What you should do ::
Retype the records below exactly as they appear, but leave out any pictures.

Supplied material ::
—————
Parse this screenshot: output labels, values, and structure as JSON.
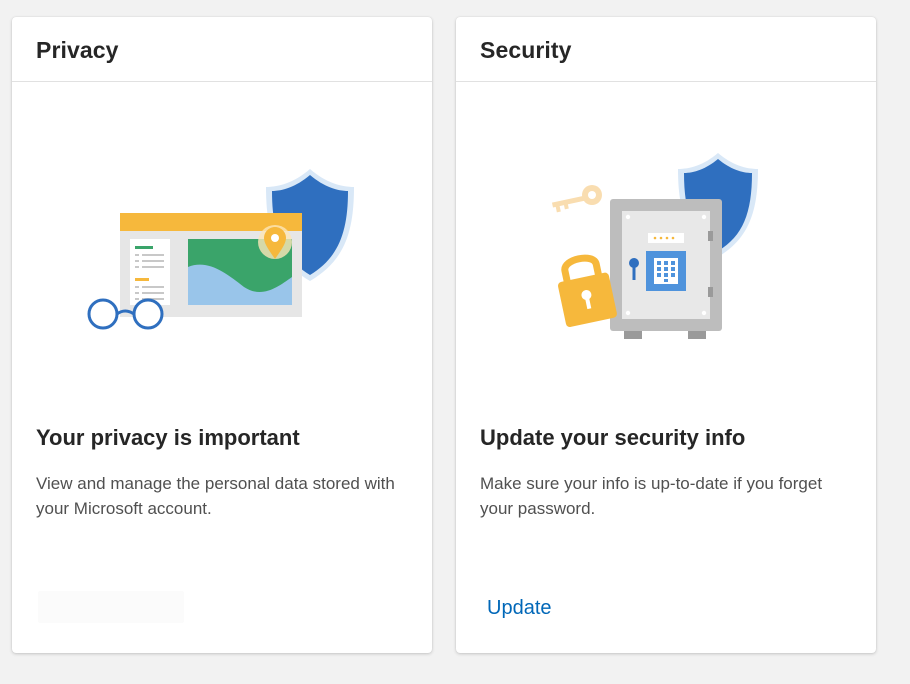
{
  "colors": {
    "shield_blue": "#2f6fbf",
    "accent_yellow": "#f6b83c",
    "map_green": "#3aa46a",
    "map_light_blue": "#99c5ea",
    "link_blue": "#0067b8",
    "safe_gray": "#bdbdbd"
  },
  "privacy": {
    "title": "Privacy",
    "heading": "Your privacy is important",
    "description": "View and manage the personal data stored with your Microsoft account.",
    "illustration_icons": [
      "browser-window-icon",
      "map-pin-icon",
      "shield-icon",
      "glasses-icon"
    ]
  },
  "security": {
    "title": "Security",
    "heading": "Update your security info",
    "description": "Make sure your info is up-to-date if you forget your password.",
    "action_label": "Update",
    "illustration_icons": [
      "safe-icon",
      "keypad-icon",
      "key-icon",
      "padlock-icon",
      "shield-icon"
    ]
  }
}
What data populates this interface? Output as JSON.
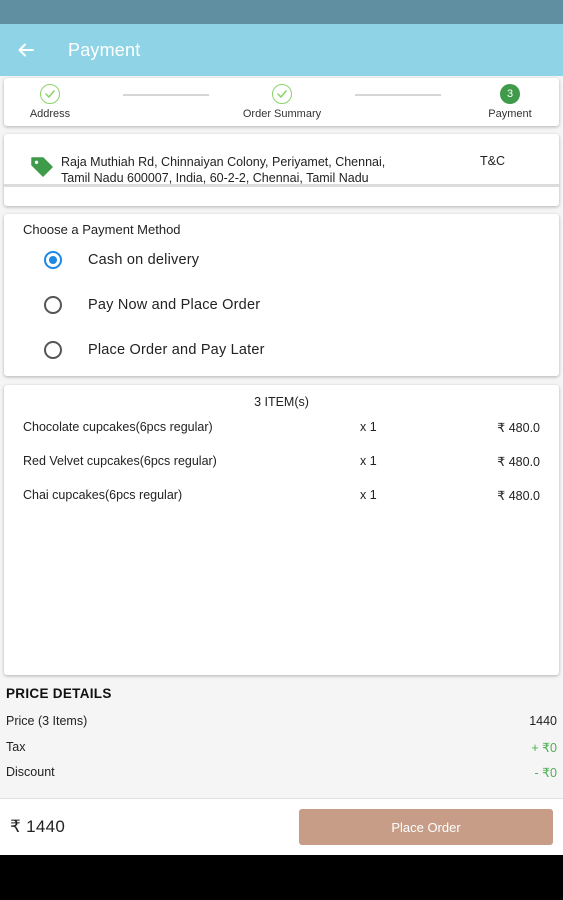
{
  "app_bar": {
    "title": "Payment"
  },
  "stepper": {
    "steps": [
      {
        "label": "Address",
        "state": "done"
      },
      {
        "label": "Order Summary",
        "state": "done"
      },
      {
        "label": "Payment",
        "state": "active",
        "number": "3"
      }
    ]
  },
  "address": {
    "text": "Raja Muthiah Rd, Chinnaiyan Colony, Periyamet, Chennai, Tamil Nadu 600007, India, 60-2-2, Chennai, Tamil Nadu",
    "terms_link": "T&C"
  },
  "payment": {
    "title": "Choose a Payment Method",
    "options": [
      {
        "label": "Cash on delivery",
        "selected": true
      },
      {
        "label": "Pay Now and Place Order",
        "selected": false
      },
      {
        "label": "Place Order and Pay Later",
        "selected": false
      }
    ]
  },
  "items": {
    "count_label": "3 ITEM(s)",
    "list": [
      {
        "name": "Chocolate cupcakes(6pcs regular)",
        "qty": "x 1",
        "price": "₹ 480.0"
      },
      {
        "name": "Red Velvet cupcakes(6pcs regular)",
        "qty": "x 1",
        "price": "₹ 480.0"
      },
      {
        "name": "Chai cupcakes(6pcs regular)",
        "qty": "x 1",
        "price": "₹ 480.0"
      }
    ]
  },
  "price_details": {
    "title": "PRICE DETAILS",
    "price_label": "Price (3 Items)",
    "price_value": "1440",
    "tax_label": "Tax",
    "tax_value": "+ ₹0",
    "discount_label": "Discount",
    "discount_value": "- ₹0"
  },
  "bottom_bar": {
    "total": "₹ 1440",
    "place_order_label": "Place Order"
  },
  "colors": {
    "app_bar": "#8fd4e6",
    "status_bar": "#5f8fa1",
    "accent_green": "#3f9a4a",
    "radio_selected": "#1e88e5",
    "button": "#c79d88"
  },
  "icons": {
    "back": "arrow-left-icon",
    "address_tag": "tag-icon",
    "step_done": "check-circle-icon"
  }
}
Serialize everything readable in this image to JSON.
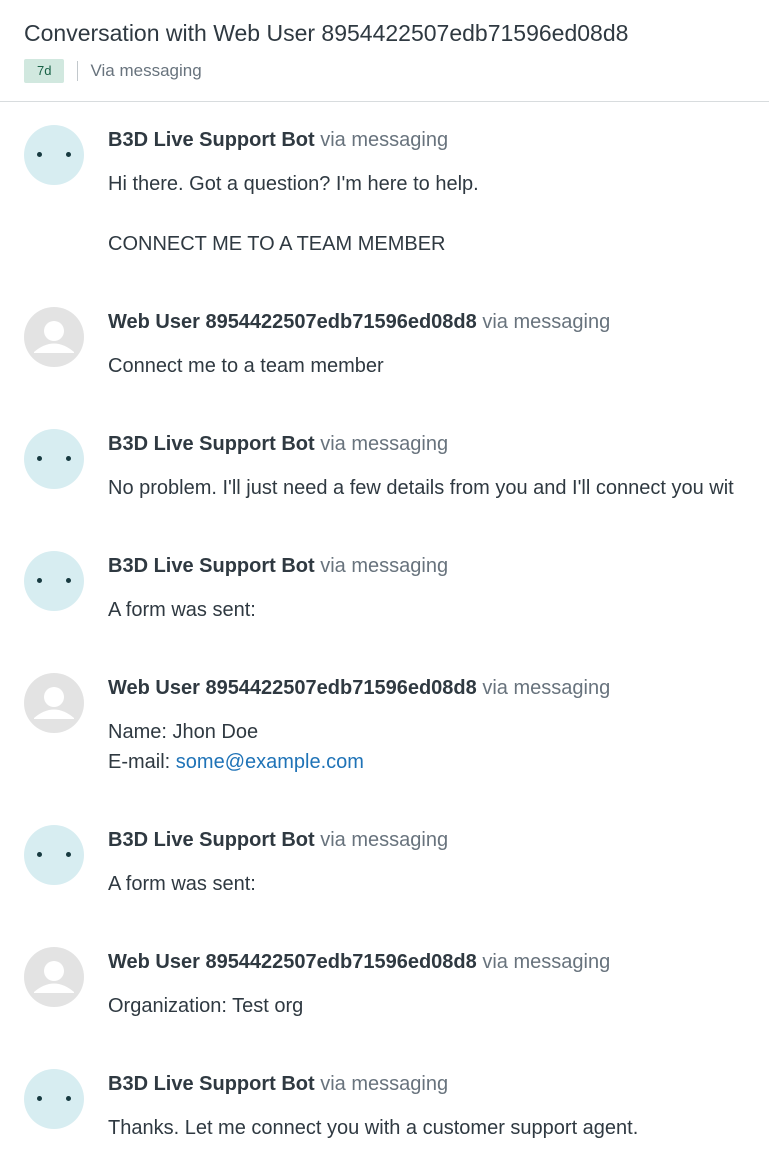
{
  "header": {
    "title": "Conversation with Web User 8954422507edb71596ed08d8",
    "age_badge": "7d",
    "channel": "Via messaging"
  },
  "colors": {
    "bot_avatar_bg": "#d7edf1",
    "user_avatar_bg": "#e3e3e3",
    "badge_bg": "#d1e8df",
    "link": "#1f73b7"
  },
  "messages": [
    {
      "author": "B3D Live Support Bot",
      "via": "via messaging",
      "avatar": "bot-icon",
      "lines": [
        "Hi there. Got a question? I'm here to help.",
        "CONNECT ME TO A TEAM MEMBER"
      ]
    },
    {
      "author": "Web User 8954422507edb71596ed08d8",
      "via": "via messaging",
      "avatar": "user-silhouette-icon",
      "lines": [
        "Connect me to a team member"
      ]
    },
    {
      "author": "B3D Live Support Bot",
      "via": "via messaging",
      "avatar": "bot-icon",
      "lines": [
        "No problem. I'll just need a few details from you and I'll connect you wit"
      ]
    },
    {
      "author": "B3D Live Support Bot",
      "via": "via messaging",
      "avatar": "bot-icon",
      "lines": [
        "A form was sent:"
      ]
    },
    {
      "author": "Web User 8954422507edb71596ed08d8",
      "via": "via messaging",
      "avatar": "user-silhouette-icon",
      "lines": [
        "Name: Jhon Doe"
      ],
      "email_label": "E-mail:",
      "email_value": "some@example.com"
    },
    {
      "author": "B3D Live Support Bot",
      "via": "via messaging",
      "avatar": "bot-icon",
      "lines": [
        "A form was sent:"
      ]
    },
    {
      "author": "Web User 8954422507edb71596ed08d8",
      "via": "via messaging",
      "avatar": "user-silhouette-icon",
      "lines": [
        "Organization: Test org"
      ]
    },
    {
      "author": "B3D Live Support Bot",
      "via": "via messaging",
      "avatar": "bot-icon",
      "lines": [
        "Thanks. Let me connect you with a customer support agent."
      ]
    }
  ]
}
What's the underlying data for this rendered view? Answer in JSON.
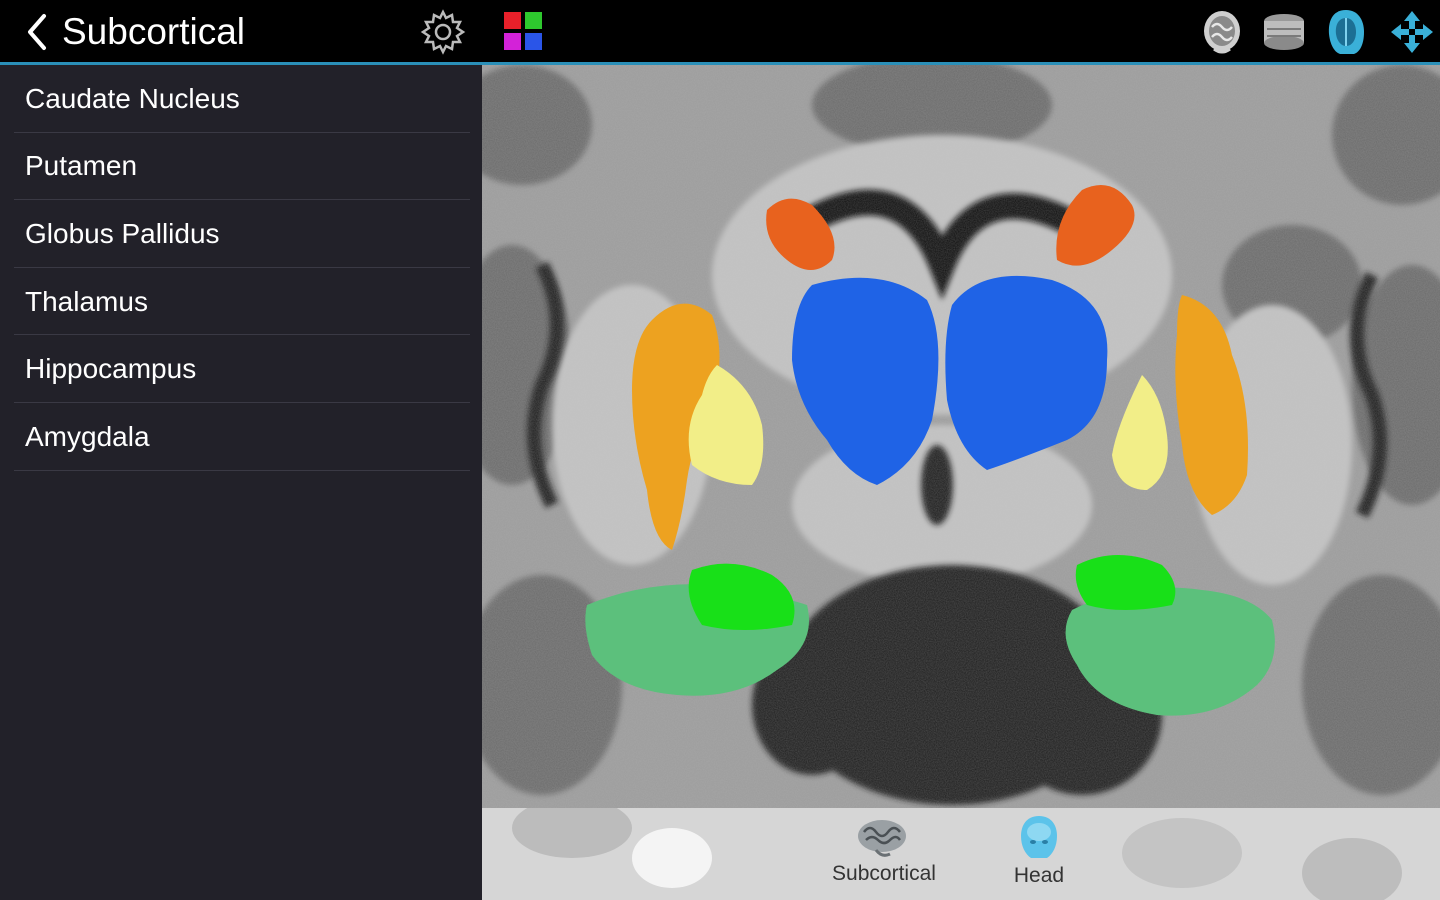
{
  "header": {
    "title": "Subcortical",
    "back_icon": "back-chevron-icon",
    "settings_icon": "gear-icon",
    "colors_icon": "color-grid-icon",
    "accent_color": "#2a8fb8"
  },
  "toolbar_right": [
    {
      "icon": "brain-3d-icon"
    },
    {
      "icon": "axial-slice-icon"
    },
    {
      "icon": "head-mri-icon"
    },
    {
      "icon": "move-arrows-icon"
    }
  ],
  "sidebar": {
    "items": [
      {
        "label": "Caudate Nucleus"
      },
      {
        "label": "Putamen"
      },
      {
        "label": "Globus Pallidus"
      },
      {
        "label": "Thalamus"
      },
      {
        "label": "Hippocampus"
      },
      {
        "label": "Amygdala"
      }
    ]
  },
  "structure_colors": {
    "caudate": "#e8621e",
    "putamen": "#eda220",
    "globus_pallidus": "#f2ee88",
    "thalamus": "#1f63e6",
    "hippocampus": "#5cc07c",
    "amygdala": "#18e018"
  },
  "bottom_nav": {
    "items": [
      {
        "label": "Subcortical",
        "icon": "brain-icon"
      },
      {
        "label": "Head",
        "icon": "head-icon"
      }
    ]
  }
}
—————
Finished exercise ::
Parse this screenshot: output labels, values, and structure as JSON.
{
  "colors": {
    "shield_blue": "#2f6fbf",
    "accent_yellow": "#f6b83c",
    "map_green": "#3aa46a",
    "map_light_blue": "#99c5ea",
    "link_blue": "#0067b8",
    "safe_gray": "#bdbdbd"
  },
  "privacy": {
    "title": "Privacy",
    "heading": "Your privacy is important",
    "description": "View and manage the personal data stored with your Microsoft account.",
    "illustration_icons": [
      "browser-window-icon",
      "map-pin-icon",
      "shield-icon",
      "glasses-icon"
    ]
  },
  "security": {
    "title": "Security",
    "heading": "Update your security info",
    "description": "Make sure your info is up-to-date if you forget your password.",
    "action_label": "Update",
    "illustration_icons": [
      "safe-icon",
      "keypad-icon",
      "key-icon",
      "padlock-icon",
      "shield-icon"
    ]
  }
}
What data populates this interface? Output as JSON.
{
  "app_bar": {
    "title": "Payment"
  },
  "stepper": {
    "steps": [
      {
        "label": "Address",
        "state": "done"
      },
      {
        "label": "Order Summary",
        "state": "done"
      },
      {
        "label": "Payment",
        "state": "active",
        "number": "3"
      }
    ]
  },
  "address": {
    "text": "Raja Muthiah Rd, Chinnaiyan Colony, Periyamet, Chennai, Tamil Nadu 600007, India, 60-2-2, Chennai, Tamil Nadu",
    "terms_link": "T&C"
  },
  "payment": {
    "title": "Choose a Payment Method",
    "options": [
      {
        "label": "Cash on delivery",
        "selected": true
      },
      {
        "label": "Pay Now and Place Order",
        "selected": false
      },
      {
        "label": "Place Order and Pay Later",
        "selected": false
      }
    ]
  },
  "items": {
    "count_label": "3 ITEM(s)",
    "list": [
      {
        "name": "Chocolate cupcakes(6pcs regular)",
        "qty": "x 1",
        "price": "₹ 480.0"
      },
      {
        "name": "Red Velvet cupcakes(6pcs regular)",
        "qty": "x 1",
        "price": "₹ 480.0"
      },
      {
        "name": "Chai cupcakes(6pcs regular)",
        "qty": "x 1",
        "price": "₹ 480.0"
      }
    ]
  },
  "price_details": {
    "title": "PRICE DETAILS",
    "price_label": "Price (3 Items)",
    "price_value": "1440",
    "tax_label": "Tax",
    "tax_value": "+ ₹0",
    "discount_label": "Discount",
    "discount_value": "- ₹0"
  },
  "bottom_bar": {
    "total": "₹ 1440",
    "place_order_label": "Place Order"
  },
  "colors": {
    "app_bar": "#8fd4e6",
    "status_bar": "#5f8fa1",
    "accent_green": "#3f9a4a",
    "radio_selected": "#1e88e5",
    "button": "#c79d88"
  },
  "icons": {
    "back": "arrow-left-icon",
    "address_tag": "tag-icon",
    "step_done": "check-circle-icon"
  }
}
Serialize everything readable in this image to JSON.
{
  "header": {
    "title": "Conversation with Web User 8954422507edb71596ed08d8",
    "age_badge": "7d",
    "channel": "Via messaging"
  },
  "colors": {
    "bot_avatar_bg": "#d7edf1",
    "user_avatar_bg": "#e3e3e3",
    "badge_bg": "#d1e8df",
    "link": "#1f73b7"
  },
  "messages": [
    {
      "author": "B3D Live Support Bot",
      "via": "via messaging",
      "avatar": "bot-icon",
      "lines": [
        "Hi there. Got a question? I'm here to help.",
        "CONNECT ME TO A TEAM MEMBER"
      ]
    },
    {
      "author": "Web User 8954422507edb71596ed08d8",
      "via": "via messaging",
      "avatar": "user-silhouette-icon",
      "lines": [
        "Connect me to a team member"
      ]
    },
    {
      "author": "B3D Live Support Bot",
      "via": "via messaging",
      "avatar": "bot-icon",
      "lines": [
        "No problem. I'll just need a few details from you and I'll connect you wit"
      ]
    },
    {
      "author": "B3D Live Support Bot",
      "via": "via messaging",
      "avatar": "bot-icon",
      "lines": [
        "A form was sent:"
      ]
    },
    {
      "author": "Web User 8954422507edb71596ed08d8",
      "via": "via messaging",
      "avatar": "user-silhouette-icon",
      "lines": [
        "Name: Jhon Doe"
      ],
      "email_label": "E-mail:",
      "email_value": "some@example.com"
    },
    {
      "author": "B3D Live Support Bot",
      "via": "via messaging",
      "avatar": "bot-icon",
      "lines": [
        "A form was sent:"
      ]
    },
    {
      "author": "Web User 8954422507edb71596ed08d8",
      "via": "via messaging",
      "avatar": "user-silhouette-icon",
      "lines": [
        "Organization: Test org"
      ]
    },
    {
      "author": "B3D Live Support Bot",
      "via": "via messaging",
      "avatar": "bot-icon",
      "lines": [
        "Thanks. Let me connect you with a customer support agent."
      ]
    }
  ]
}
What's the underlying data for this rendered view? Answer in JSON.
{
  "header": {
    "title": "Subcortical",
    "back_icon": "back-chevron-icon",
    "settings_icon": "gear-icon",
    "colors_icon": "color-grid-icon",
    "accent_color": "#2a8fb8"
  },
  "toolbar_right": [
    {
      "icon": "brain-3d-icon"
    },
    {
      "icon": "axial-slice-icon"
    },
    {
      "icon": "head-mri-icon"
    },
    {
      "icon": "move-arrows-icon"
    }
  ],
  "sidebar": {
    "items": [
      {
        "label": "Caudate Nucleus"
      },
      {
        "label": "Putamen"
      },
      {
        "label": "Globus Pallidus"
      },
      {
        "label": "Thalamus"
      },
      {
        "label": "Hippocampus"
      },
      {
        "label": "Amygdala"
      }
    ]
  },
  "structure_colors": {
    "caudate": "#e8621e",
    "putamen": "#eda220",
    "globus_pallidus": "#f2ee88",
    "thalamus": "#1f63e6",
    "hippocampus": "#5cc07c",
    "amygdala": "#18e018"
  },
  "bottom_nav": {
    "items": [
      {
        "label": "Subcortical",
        "icon": "brain-icon"
      },
      {
        "label": "Head",
        "icon": "head-icon"
      }
    ]
  }
}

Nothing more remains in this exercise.